Give the number of lines that contain the string "quyền", please, and nothing else.
-- DATA FOR THIS TASK start --
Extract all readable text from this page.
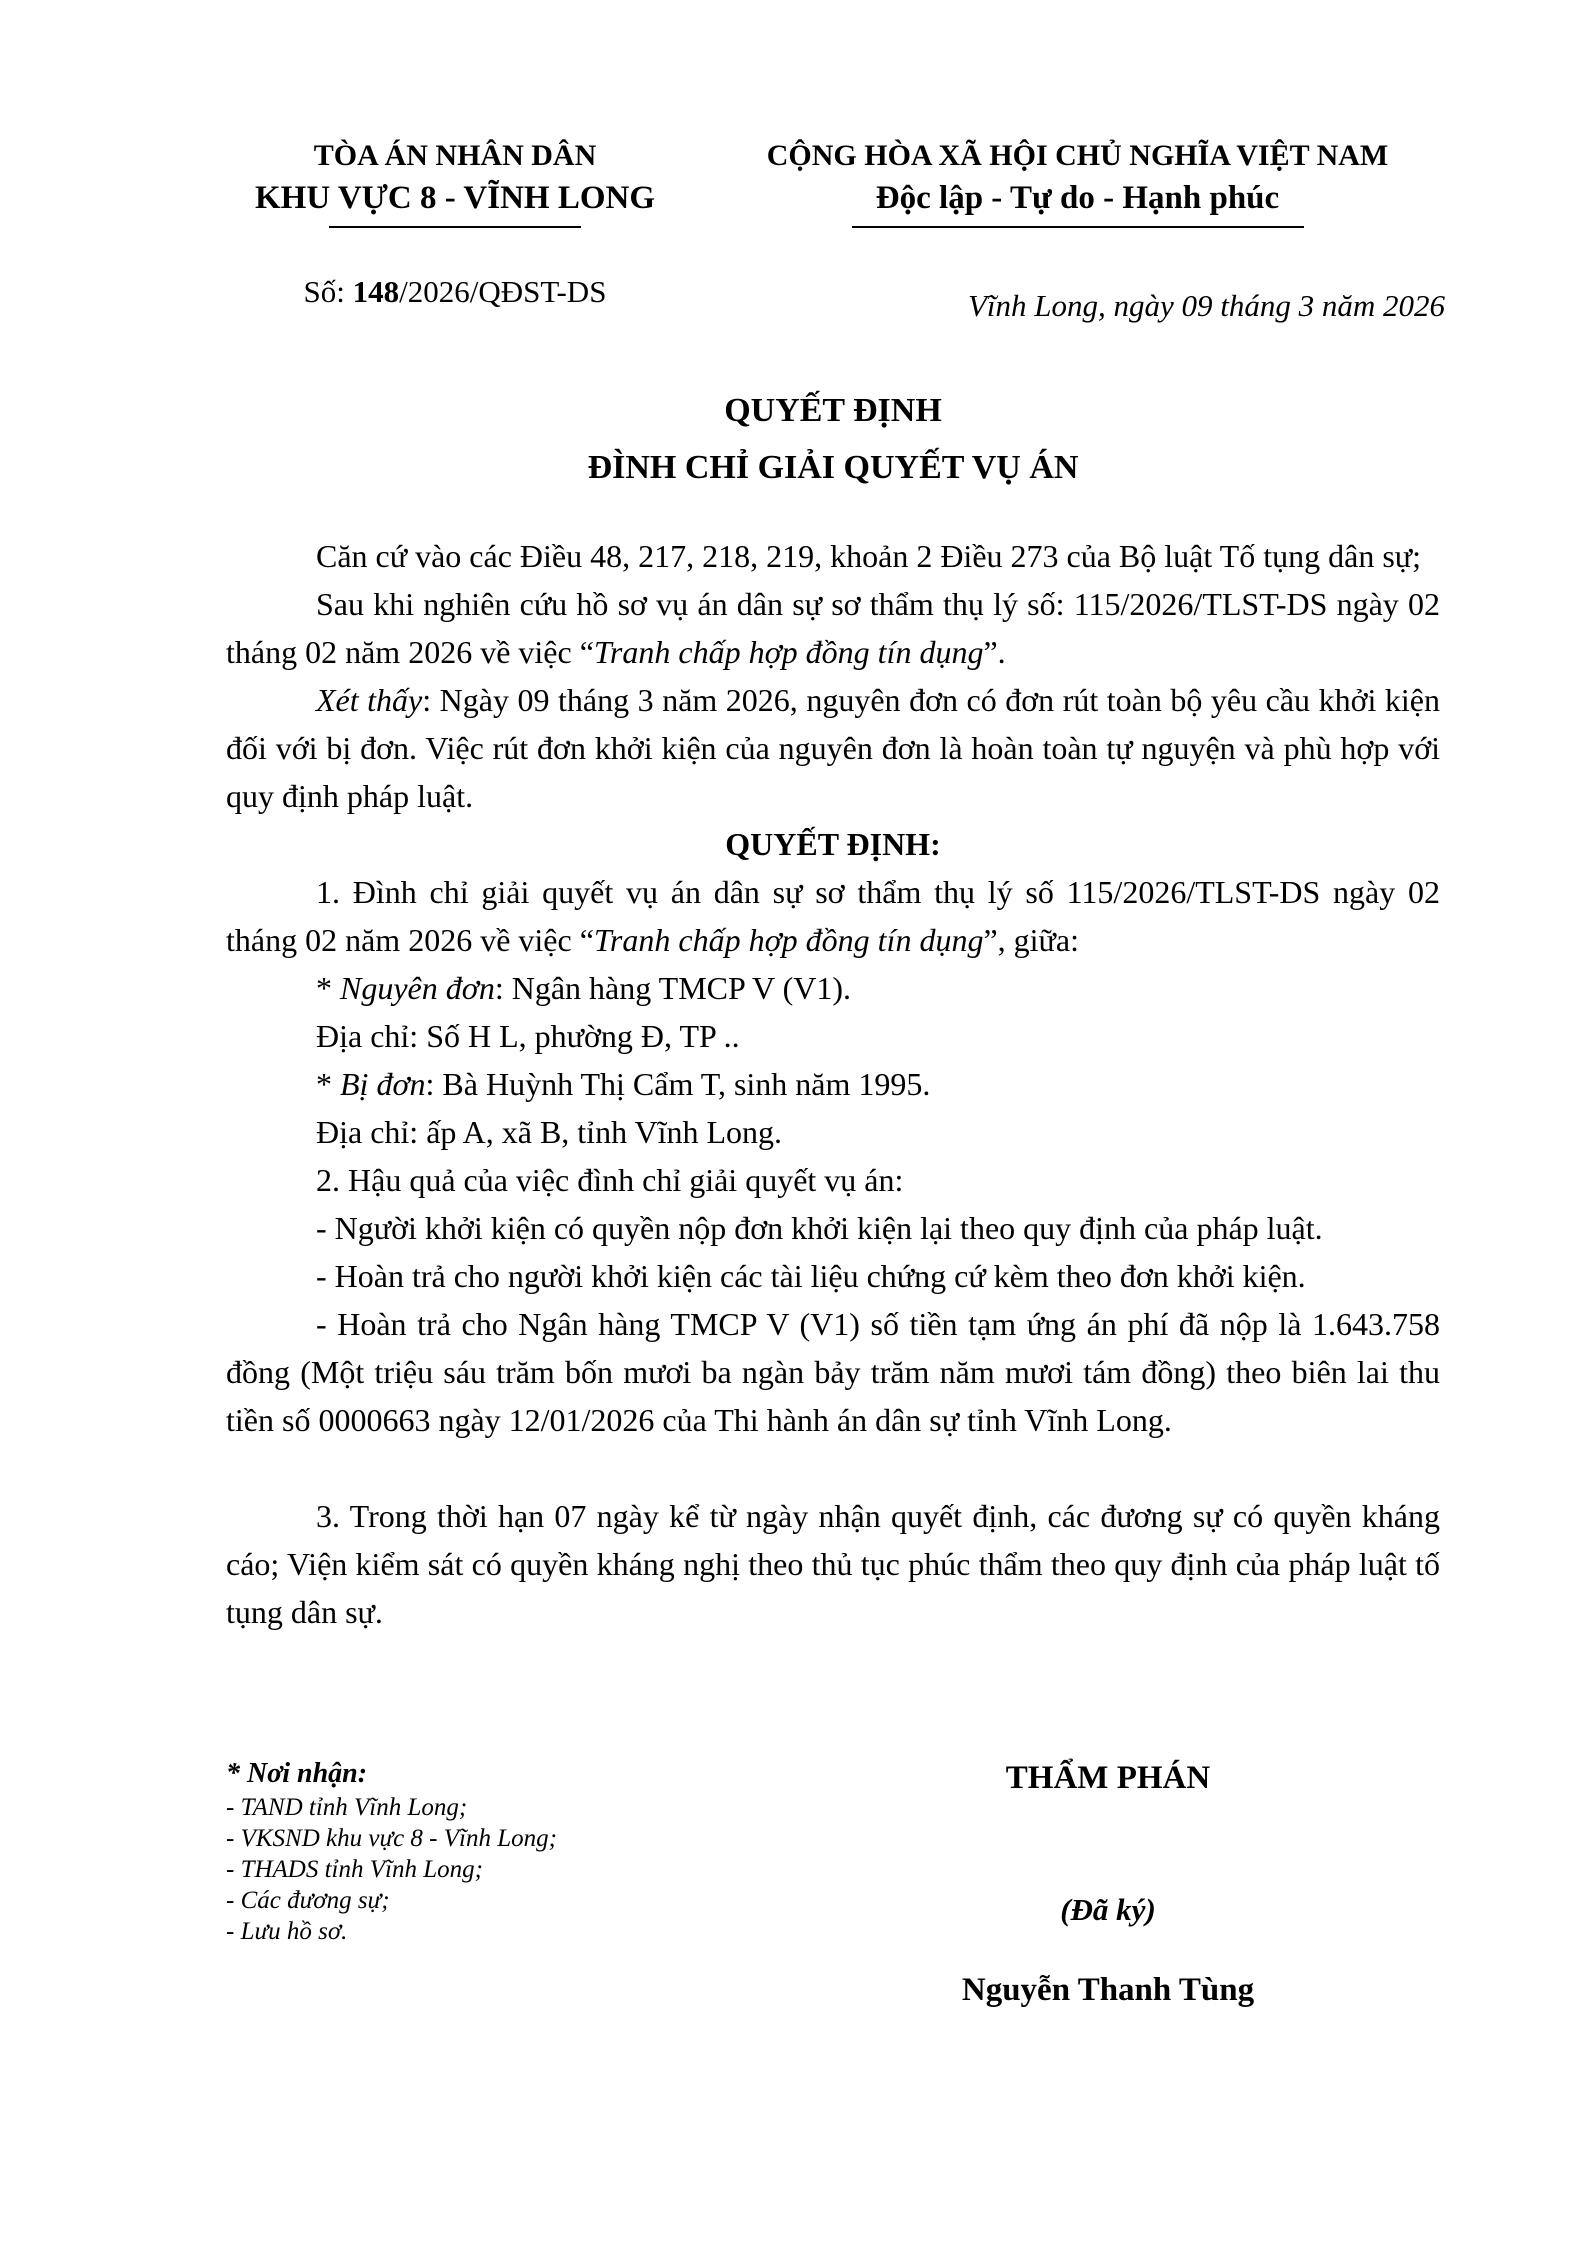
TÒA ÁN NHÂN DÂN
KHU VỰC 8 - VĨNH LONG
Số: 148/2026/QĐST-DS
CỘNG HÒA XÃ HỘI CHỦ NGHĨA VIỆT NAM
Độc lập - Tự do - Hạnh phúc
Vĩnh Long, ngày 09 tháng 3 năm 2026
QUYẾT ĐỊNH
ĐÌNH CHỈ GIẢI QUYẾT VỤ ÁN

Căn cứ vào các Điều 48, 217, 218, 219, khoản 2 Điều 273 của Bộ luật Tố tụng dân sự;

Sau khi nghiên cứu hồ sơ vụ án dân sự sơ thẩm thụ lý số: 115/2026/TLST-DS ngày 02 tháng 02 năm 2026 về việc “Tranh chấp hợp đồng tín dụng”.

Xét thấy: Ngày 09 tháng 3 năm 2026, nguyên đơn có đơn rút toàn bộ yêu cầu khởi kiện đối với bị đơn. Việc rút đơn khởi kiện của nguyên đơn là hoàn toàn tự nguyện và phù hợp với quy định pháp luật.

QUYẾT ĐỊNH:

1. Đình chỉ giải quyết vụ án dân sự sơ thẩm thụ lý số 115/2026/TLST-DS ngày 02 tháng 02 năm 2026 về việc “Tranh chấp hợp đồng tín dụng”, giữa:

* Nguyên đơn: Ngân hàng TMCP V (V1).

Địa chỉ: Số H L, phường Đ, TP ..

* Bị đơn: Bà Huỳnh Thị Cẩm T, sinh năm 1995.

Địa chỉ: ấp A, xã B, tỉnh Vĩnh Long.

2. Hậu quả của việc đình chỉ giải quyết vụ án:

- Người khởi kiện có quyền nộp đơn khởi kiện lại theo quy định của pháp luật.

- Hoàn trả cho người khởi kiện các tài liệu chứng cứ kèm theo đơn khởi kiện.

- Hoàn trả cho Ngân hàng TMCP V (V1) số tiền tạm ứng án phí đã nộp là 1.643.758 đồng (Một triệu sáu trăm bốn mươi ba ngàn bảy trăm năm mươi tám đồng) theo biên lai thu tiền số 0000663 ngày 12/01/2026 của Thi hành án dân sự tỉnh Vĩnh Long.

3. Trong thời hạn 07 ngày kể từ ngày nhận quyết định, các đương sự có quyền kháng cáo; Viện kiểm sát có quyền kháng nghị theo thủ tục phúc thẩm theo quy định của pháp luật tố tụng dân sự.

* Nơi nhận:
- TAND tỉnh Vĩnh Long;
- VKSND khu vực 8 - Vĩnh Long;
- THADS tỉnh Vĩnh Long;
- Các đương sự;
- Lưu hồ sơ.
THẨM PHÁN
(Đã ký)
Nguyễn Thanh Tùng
-- DATA FOR THIS TASK end --
-- DATA FOR THIS TASK start --
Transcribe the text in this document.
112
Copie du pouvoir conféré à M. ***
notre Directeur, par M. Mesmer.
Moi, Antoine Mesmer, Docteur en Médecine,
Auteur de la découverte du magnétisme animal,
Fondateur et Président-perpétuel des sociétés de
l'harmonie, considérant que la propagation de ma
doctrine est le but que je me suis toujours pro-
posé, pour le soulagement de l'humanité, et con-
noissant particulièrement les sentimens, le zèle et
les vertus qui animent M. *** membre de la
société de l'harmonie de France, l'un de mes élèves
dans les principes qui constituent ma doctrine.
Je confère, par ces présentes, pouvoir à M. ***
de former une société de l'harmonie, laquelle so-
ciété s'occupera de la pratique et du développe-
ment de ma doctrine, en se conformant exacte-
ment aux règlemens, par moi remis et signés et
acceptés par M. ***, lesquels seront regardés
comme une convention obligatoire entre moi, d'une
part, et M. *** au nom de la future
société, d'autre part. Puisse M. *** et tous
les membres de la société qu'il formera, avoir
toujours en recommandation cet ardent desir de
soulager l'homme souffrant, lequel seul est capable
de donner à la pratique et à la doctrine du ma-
-- DATA FOR THIS TASK end --
◆ IN RESPONSE ◆
2